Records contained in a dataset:
----

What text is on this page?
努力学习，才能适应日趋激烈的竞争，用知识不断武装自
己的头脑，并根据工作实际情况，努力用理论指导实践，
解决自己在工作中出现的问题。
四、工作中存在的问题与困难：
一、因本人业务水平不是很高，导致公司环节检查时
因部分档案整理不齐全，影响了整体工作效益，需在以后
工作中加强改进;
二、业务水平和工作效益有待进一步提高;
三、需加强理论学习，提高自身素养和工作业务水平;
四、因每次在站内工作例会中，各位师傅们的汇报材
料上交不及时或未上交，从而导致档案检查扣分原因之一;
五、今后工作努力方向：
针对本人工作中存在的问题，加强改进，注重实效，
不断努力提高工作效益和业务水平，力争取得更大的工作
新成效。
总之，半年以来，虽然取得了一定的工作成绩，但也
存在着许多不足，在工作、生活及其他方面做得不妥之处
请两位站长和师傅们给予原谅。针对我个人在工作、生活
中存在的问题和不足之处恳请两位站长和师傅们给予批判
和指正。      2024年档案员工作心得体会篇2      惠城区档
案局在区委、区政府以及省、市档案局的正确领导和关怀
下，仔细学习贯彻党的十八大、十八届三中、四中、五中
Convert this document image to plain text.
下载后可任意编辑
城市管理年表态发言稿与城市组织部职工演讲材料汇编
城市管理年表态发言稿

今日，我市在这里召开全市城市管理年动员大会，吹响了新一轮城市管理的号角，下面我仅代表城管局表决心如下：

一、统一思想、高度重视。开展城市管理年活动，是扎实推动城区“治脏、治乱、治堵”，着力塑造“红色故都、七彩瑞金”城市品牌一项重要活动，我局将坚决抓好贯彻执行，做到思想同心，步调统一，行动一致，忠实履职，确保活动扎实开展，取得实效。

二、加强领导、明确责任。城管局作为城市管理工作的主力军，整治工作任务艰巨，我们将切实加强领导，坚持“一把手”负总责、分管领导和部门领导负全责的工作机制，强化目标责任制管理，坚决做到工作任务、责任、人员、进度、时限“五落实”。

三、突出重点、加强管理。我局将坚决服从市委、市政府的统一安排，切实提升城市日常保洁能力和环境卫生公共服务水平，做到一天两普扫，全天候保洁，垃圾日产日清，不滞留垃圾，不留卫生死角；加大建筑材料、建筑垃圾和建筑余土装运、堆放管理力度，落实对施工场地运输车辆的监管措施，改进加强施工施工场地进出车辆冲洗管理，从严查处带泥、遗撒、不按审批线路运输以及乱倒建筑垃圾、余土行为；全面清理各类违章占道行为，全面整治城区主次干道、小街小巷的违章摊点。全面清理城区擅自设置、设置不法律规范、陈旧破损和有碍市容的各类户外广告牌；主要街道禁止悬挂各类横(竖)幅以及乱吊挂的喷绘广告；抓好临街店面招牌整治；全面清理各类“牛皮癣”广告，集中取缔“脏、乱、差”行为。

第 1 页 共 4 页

----

Given exercise:
Please copy out each record, character for character.

Final result:
What text is on this page?
努力学习，才能适应日趋激烈的竞争，用知识不断武装自
己的头脑，并根据工作实际情况，努力用理论指导实践，
解决自己在工作中出现的问题。
四、工作中存在的问题与困难：
一、因本人业务水平不是很高，导致公司环节检查时
因部分档案整理不齐全，影响了整体工作效益，需在以后
工作中加强改进;
二、业务水平和工作效益有待进一步提高;
三、需加强理论学习，提高自身素养和工作业务水平;
四、因每次在站内工作例会中，各位师傅们的汇报材
料上交不及时或未上交，从而导致档案检查扣分原因之一;
五、今后工作努力方向：
针对本人工作中存在的问题，加强改进，注重实效，
不断努力提高工作效益和业务水平，力争取得更大的工作
新成效。
总之，半年以来，虽然取得了一定的工作成绩，但也
存在着许多不足，在工作、生活及其他方面做得不妥之处
请两位站长和师傅们给予原谅。针对我个人在工作、生活
中存在的问题和不足之处恳请两位站长和师傅们给予批判
和指正。      2024年档案员工作心得体会篇2      惠城区档
案局在区委、区政府以及省、市档案局的正确领导和关怀
下，仔细学习贯彻党的十八大、十八届三中、四中、五中
Convert this document image to plain text.
下载后可任意编辑
城市管理年表态发言稿与城市组织部职工演讲材料汇编
城市管理年表态发言稿

今日，我市在这里召开全市城市管理年动员大会，吹响了新一轮城市管理的号角，下面我仅代表城管局表决心如下：

一、统一思想、高度重视。开展城市管理年活动，是扎实推动城区“治脏、治乱、治堵”，着力塑造“红色故都、七彩瑞金”城市品牌一项重要活动，我局将坚决抓好贯彻执行，做到思想同心，步调统一，行动一致，忠实履职，确保活动扎实开展，取得实效。

二、加强领导、明确责任。城管局作为城市管理工作的主力军，整治工作任务艰巨，我们将切实加强领导，坚持“一把手”负总责、分管领导和部门领导负全责的工作机制，强化目标责任制管理，坚决做到工作任务、责任、人员、进度、时限“五落实”。

三、突出重点、加强管理。我局将坚决服从市委、市政府的统一安排，切实提升城市日常保洁能力和环境卫生公共服务水平，做到一天两普扫，全天候保洁，垃圾日产日清，不滞留垃圾，不留卫生死角；加大建筑材料、建筑垃圾和建筑余土装运、堆放管理力度，落实对施工场地运输车辆的监管措施，改进加强施工施工场地进出车辆冲洗管理，从严查处带泥、遗撒、不按审批线路运输以及乱倒建筑垃圾、余土行为；全面清理各类违章占道行为，全面整治城区主次干道、小街小巷的违章摊点。全面清理城区擅自设置、设置不法律规范、陈旧破损和有碍市容的各类户外广告牌；主要街道禁止悬挂各类横(竖)幅以及乱吊挂的喷绘广告；抓好临街店面招牌整治；全面清理各类“牛皮癣”广告，集中取缔“脏、乱、差”行为。

第 1 页 共 4 页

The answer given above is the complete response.